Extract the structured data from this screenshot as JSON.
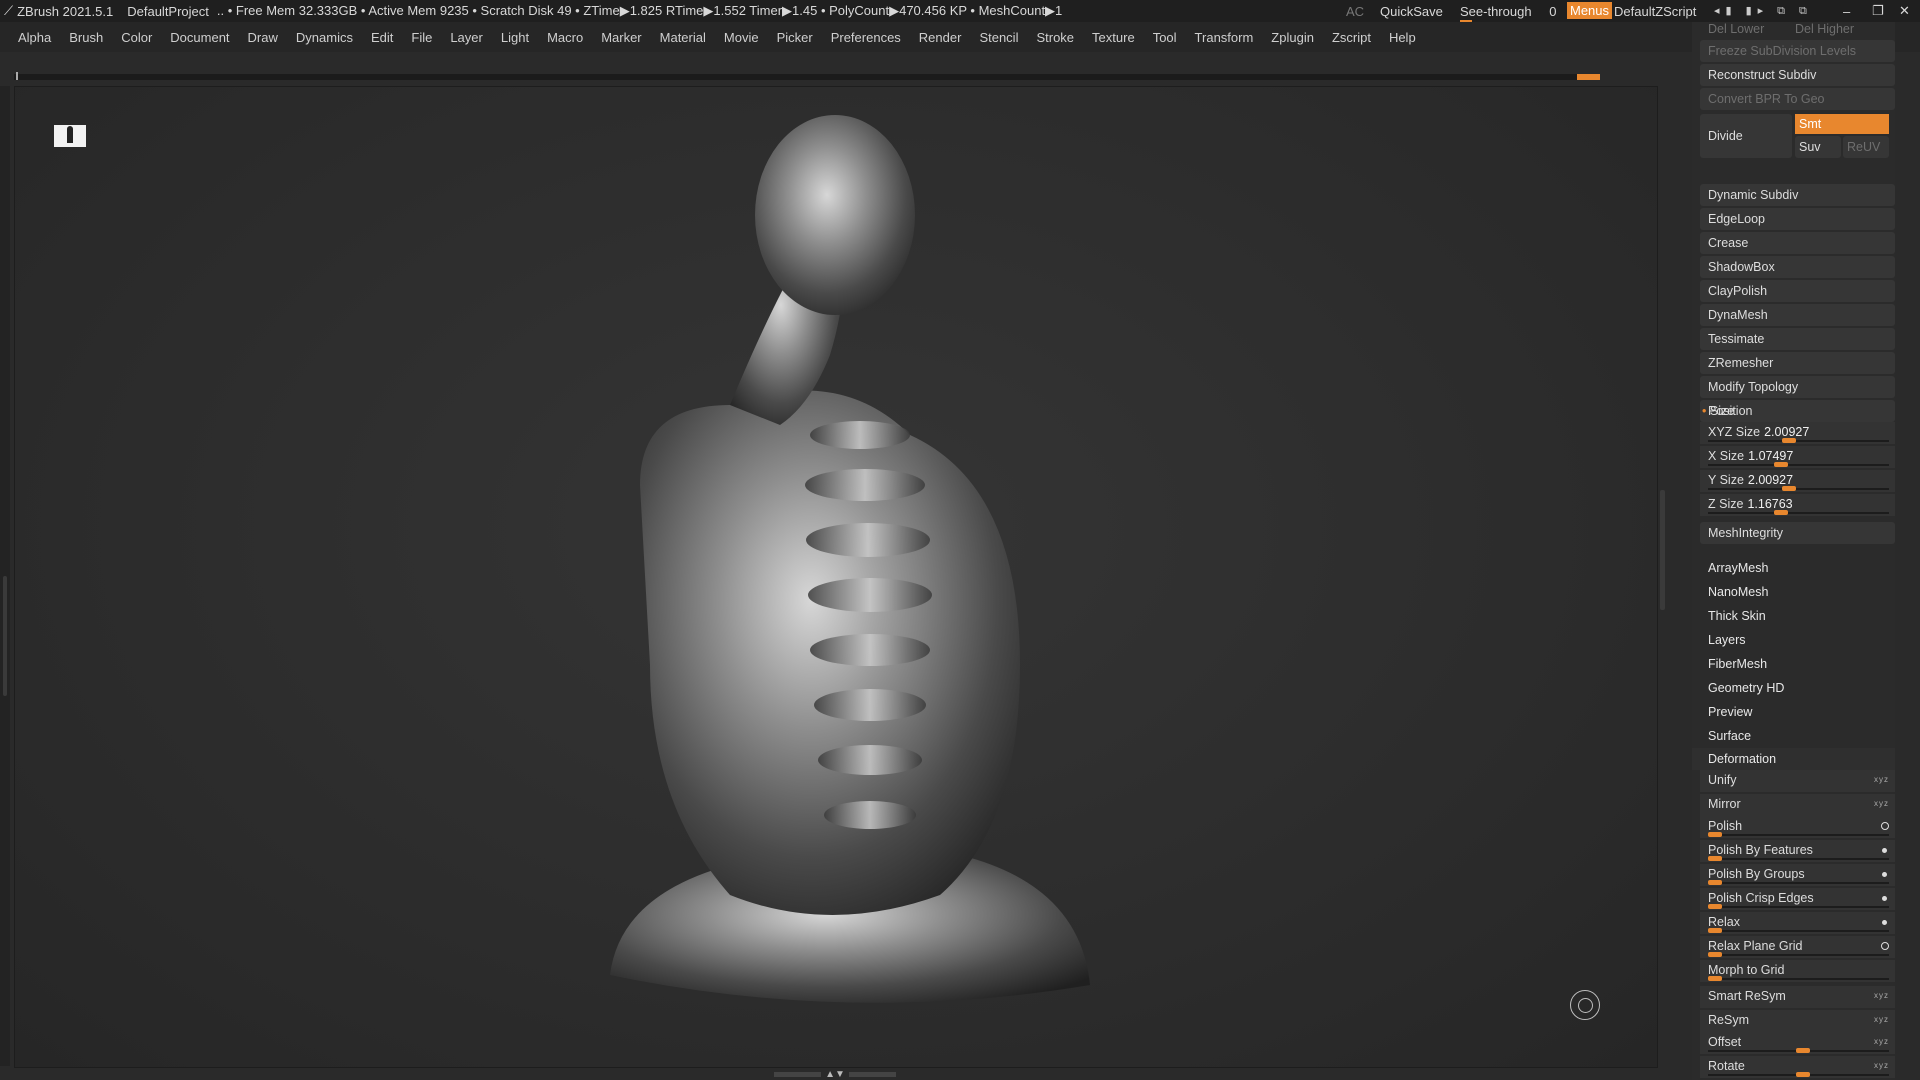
{
  "titlebar": {
    "app": "ZBrush 2021.5.1",
    "project": "DefaultProject",
    "stats": ".. • Free Mem 32.333GB • Active Mem 9235 • Scratch Disk 49 • ZTime▶1.825 RTime▶1.552 Timer▶1.45 • PolyCount▶470.456 KP • MeshCount▶1",
    "ac": "AC",
    "quicksave": "QuickSave",
    "seethrough_label": "See-through",
    "seethrough_value": "0",
    "menus_label": "Menus",
    "zscript": "DefaultZScript",
    "accent": "#e8872e"
  },
  "menubar": [
    "Alpha",
    "Brush",
    "Color",
    "Document",
    "Draw",
    "Dynamics",
    "Edit",
    "File",
    "Layer",
    "Light",
    "Macro",
    "Marker",
    "Material",
    "Movie",
    "Picker",
    "Preferences",
    "Render",
    "Stencil",
    "Stroke",
    "Texture",
    "Tool",
    "Transform",
    "Zplugin",
    "Zscript",
    "Help"
  ],
  "panel": {
    "del_lower": "Del Lower",
    "del_higher": "Del Higher",
    "freeze": "Freeze SubDivision Levels",
    "reconstruct": "Reconstruct Subdiv",
    "convert_bpr": "Convert BPR To Geo",
    "divide": "Divide",
    "smt": "Smt",
    "suv": "Suv",
    "reuv": "ReUV",
    "items": [
      "Dynamic Subdiv",
      "EdgeLoop",
      "Crease",
      "ShadowBox",
      "ClayPolish",
      "DynaMesh",
      "Tessimate",
      "ZRemesher",
      "Modify Topology",
      "Position"
    ],
    "size_header": "Size",
    "xyz_size_label": "XYZ Size",
    "xyz_size": "2.00927",
    "x_size_label": "X Size",
    "x_size": "1.07497",
    "y_size_label": "Y Size",
    "y_size": "2.00927",
    "z_size_label": "Z Size",
    "z_size": "1.16763",
    "meshintegrity": "MeshIntegrity",
    "subpalettes": [
      "ArrayMesh",
      "NanoMesh",
      "Thick Skin",
      "Layers",
      "FiberMesh",
      "Geometry HD",
      "Preview",
      "Surface"
    ],
    "deformation_header": "Deformation",
    "unify": "Unify",
    "mirror": "Mirror",
    "polish": "Polish",
    "polish_features": "Polish By Features",
    "polish_groups": "Polish By Groups",
    "polish_crisp": "Polish Crisp Edges",
    "relax": "Relax",
    "relax_plane": "Relax Plane Grid",
    "morph_grid": "Morph to Grid",
    "smart_resym": "Smart ReSym",
    "resym": "ReSym",
    "offset": "Offset",
    "rotate": "Rotate"
  }
}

- Description of the task: Look through the material above. Copy each line where the word "ReSym" appears.

- Solution for this problem:
    "smart_resym": "Smart ReSym",
    "resym": "ReSym",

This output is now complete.